What you need to do: Copy, from the entries below, each line where the word "retries" can be found.

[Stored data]
start

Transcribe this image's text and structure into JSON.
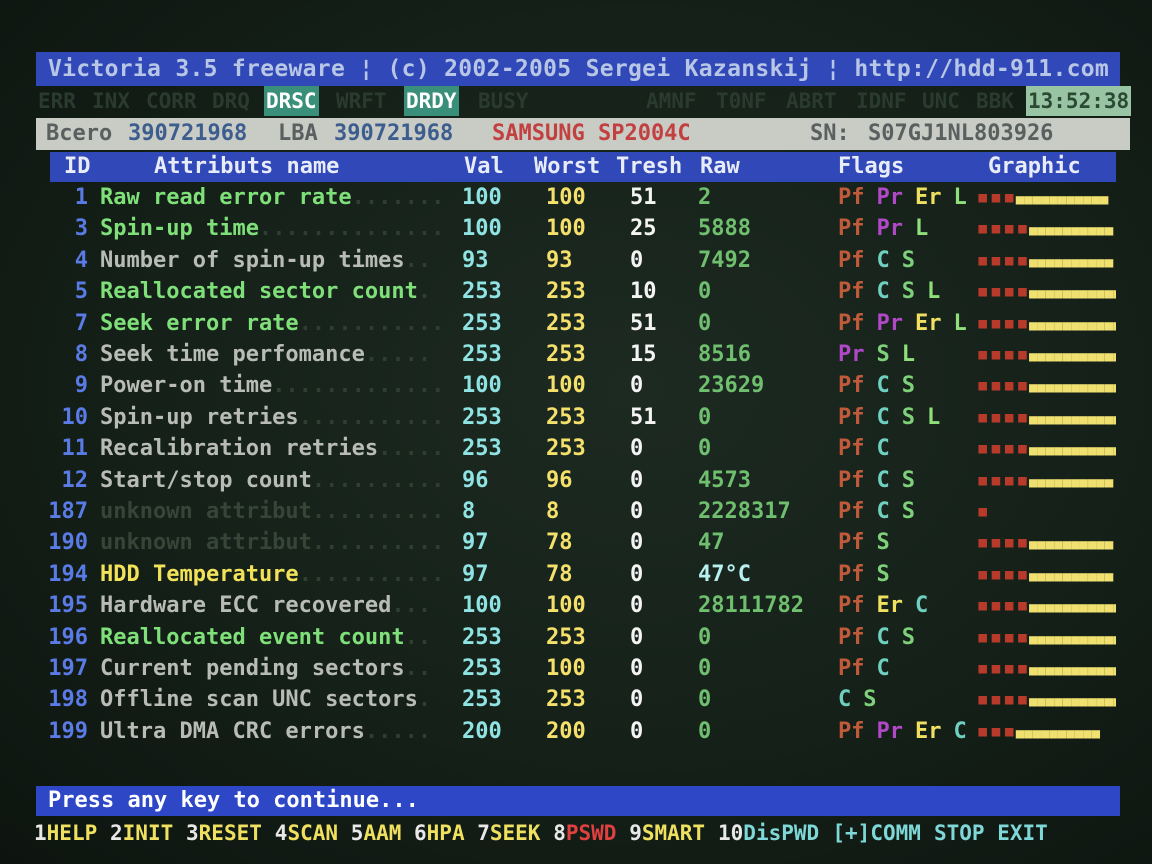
{
  "title": "Victoria 3.5 freeware ¦  (c) 2002-2005  Sergei Kazanskij  ¦ http://hdd-911.com",
  "status_flags": [
    {
      "label": "ERR",
      "on": false
    },
    {
      "label": "INX",
      "on": false
    },
    {
      "label": "CORR",
      "on": false
    },
    {
      "label": "DRQ",
      "on": false
    },
    {
      "label": "DRSC",
      "on": true
    },
    {
      "label": "WRFT",
      "on": false
    },
    {
      "label": "DRDY",
      "on": true
    },
    {
      "label": "BUSY",
      "on": false
    },
    {
      "label": "AMNF",
      "on": false
    },
    {
      "label": "T0NF",
      "on": false
    },
    {
      "label": "ABRT",
      "on": false
    },
    {
      "label": "IDNF",
      "on": false
    },
    {
      "label": "UNC",
      "on": false
    },
    {
      "label": "BBK",
      "on": false
    }
  ],
  "clock": "13:52:38",
  "info": {
    "total_label": "Bcero",
    "total_value": "390721968",
    "lba_label": "LBA",
    "lba_value": "390721968",
    "model": "SAMSUNG SP2004C",
    "sn_label": "SN:",
    "sn_value": "S07GJ1NL803926"
  },
  "columns": {
    "id": "ID",
    "name": "Attributs name",
    "val": "Val",
    "worst": "Worst",
    "tresh": "Tresh",
    "raw": "Raw",
    "flags": "Flags",
    "graphic": "Graphic"
  },
  "attributes": [
    {
      "id": "1",
      "name": "Raw read error rate",
      "dots": "..........",
      "style": "green",
      "val": "100",
      "worst": "100",
      "tresh": "51",
      "raw": "2",
      "flags": [
        "Pf",
        "Pr",
        "Er",
        "L"
      ],
      "graph_red": 3,
      "graph_yel": 11
    },
    {
      "id": "3",
      "name": "Spin-up time",
      "dots": ".................",
      "style": "green",
      "val": "100",
      "worst": "100",
      "tresh": "25",
      "raw": "5888",
      "flags": [
        "Pf",
        "Pr",
        "L"
      ],
      "graph_red": 4,
      "graph_yel": 10
    },
    {
      "id": "4",
      "name": "Number of spin-up times",
      "dots": "..",
      "style": "gray",
      "val": "93",
      "worst": "93",
      "tresh": "0",
      "raw": "7492",
      "flags": [
        "Pf",
        "C",
        "S"
      ],
      "graph_red": 4,
      "graph_yel": 10
    },
    {
      "id": "5",
      "name": "Reallocated sector count",
      "dots": ".",
      "style": "green",
      "val": "253",
      "worst": "253",
      "tresh": "10",
      "raw": "0",
      "flags": [
        "Pf",
        "C",
        "S",
        "L"
      ],
      "graph_red": 4,
      "graph_yel": 11
    },
    {
      "id": "7",
      "name": "Seek error rate",
      "dots": "..............",
      "style": "green",
      "val": "253",
      "worst": "253",
      "tresh": "51",
      "raw": "0",
      "flags": [
        "Pf",
        "Pr",
        "Er",
        "L"
      ],
      "graph_red": 4,
      "graph_yel": 11
    },
    {
      "id": "8",
      "name": "Seek time perfomance",
      "dots": ".....",
      "style": "gray",
      "val": "253",
      "worst": "253",
      "tresh": "15",
      "raw": "8516",
      "flags": [
        "Pr",
        "S",
        "L"
      ],
      "graph_red": 4,
      "graph_yel": 11
    },
    {
      "id": "9",
      "name": "Power-on time",
      "dots": "................",
      "style": "gray",
      "val": "100",
      "worst": "100",
      "tresh": "0",
      "raw": "23629",
      "flags": [
        "Pf",
        "C",
        "S"
      ],
      "graph_red": 4,
      "graph_yel": 11
    },
    {
      "id": "10",
      "name": "Spin-up retries",
      "dots": "..............",
      "style": "gray",
      "val": "253",
      "worst": "253",
      "tresh": "51",
      "raw": "0",
      "flags": [
        "Pf",
        "C",
        "S",
        "L"
      ],
      "graph_red": 4,
      "graph_yel": 11
    },
    {
      "id": "11",
      "name": "Recalibration retries",
      "dots": "........",
      "style": "gray",
      "val": "253",
      "worst": "253",
      "tresh": "0",
      "raw": "0",
      "flags": [
        "Pf",
        "C"
      ],
      "graph_red": 4,
      "graph_yel": 11
    },
    {
      "id": "12",
      "name": "Start/stop count",
      "dots": ".............",
      "style": "gray",
      "val": "96",
      "worst": "96",
      "tresh": "0",
      "raw": "4573",
      "flags": [
        "Pf",
        "C",
        "S"
      ],
      "graph_red": 4,
      "graph_yel": 10
    },
    {
      "id": "187",
      "name": "unknown attribut",
      "dots": ".............",
      "style": "dim",
      "val": "8",
      "worst": "8",
      "tresh": "0",
      "raw": "2228317",
      "flags": [
        "Pf",
        "C",
        "S"
      ],
      "graph_red": 1,
      "graph_yel": 0
    },
    {
      "id": "190",
      "name": "unknown attribut",
      "dots": ".............",
      "style": "dim",
      "val": "97",
      "worst": "78",
      "tresh": "0",
      "raw": "47",
      "flags": [
        "Pf",
        "S"
      ],
      "graph_red": 4,
      "graph_yel": 10
    },
    {
      "id": "194",
      "name": "HDD Temperature",
      "dots": "..............",
      "style": "yellow",
      "val": "97",
      "worst": "78",
      "tresh": "0",
      "raw": "47°C",
      "flags": [
        "Pf",
        "S"
      ],
      "graph_red": 4,
      "graph_yel": 10
    },
    {
      "id": "195",
      "name": "Hardware ECC recovered",
      "dots": "...",
      "style": "gray",
      "val": "100",
      "worst": "100",
      "tresh": "0",
      "raw": "28111782",
      "flags": [
        "Pf",
        "Er",
        "C"
      ],
      "graph_red": 4,
      "graph_yel": 11
    },
    {
      "id": "196",
      "name": "Reallocated event count",
      "dots": "..",
      "style": "green",
      "val": "253",
      "worst": "253",
      "tresh": "0",
      "raw": "0",
      "flags": [
        "Pf",
        "C",
        "S"
      ],
      "graph_red": 4,
      "graph_yel": 11
    },
    {
      "id": "197",
      "name": "Current pending sectors",
      "dots": "..",
      "style": "gray",
      "val": "253",
      "worst": "100",
      "tresh": "0",
      "raw": "0",
      "flags": [
        "Pf",
        "C"
      ],
      "graph_red": 4,
      "graph_yel": 11
    },
    {
      "id": "198",
      "name": "Offline scan UNC sectors",
      "dots": ".",
      "style": "gray",
      "val": "253",
      "worst": "253",
      "tresh": "0",
      "raw": "0",
      "flags": [
        "C",
        "S"
      ],
      "graph_red": 4,
      "graph_yel": 11
    },
    {
      "id": "199",
      "name": "Ultra DMA CRC errors",
      "dots": ".....",
      "style": "gray",
      "val": "200",
      "worst": "200",
      "tresh": "0",
      "raw": "0",
      "flags": [
        "Pf",
        "Pr",
        "Er",
        "C"
      ],
      "graph_red": 3,
      "graph_yel": 10
    }
  ],
  "prompt": "Press any key to continue...",
  "function_keys": [
    {
      "num": "1",
      "label": "HELP"
    },
    {
      "num": "2",
      "label": "INIT"
    },
    {
      "num": "3",
      "label": "RESET"
    },
    {
      "num": "4",
      "label": "SCAN"
    },
    {
      "num": "5",
      "label": "AAM"
    },
    {
      "num": "6",
      "label": "HPA"
    },
    {
      "num": "7",
      "label": "SEEK"
    },
    {
      "num": "8",
      "label": "PSWD"
    },
    {
      "num": "9",
      "label": "SMART"
    },
    {
      "num": "10",
      "label": "DisPWD"
    },
    {
      "num": "",
      "label": "[+]COMM"
    },
    {
      "num": "",
      "label": "STOP"
    },
    {
      "num": "",
      "label": "EXIT"
    }
  ],
  "colors": {
    "title_bg": "#3148b8",
    "header_bg": "#3148b8",
    "prompt_bg": "#2d47c6",
    "flag_on_bg": "#3a8f7a",
    "info_bg": "#c9ccc5"
  }
}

end

Answer below:
      "name": "Spin-up retries",
      "name": "Recalibration retries",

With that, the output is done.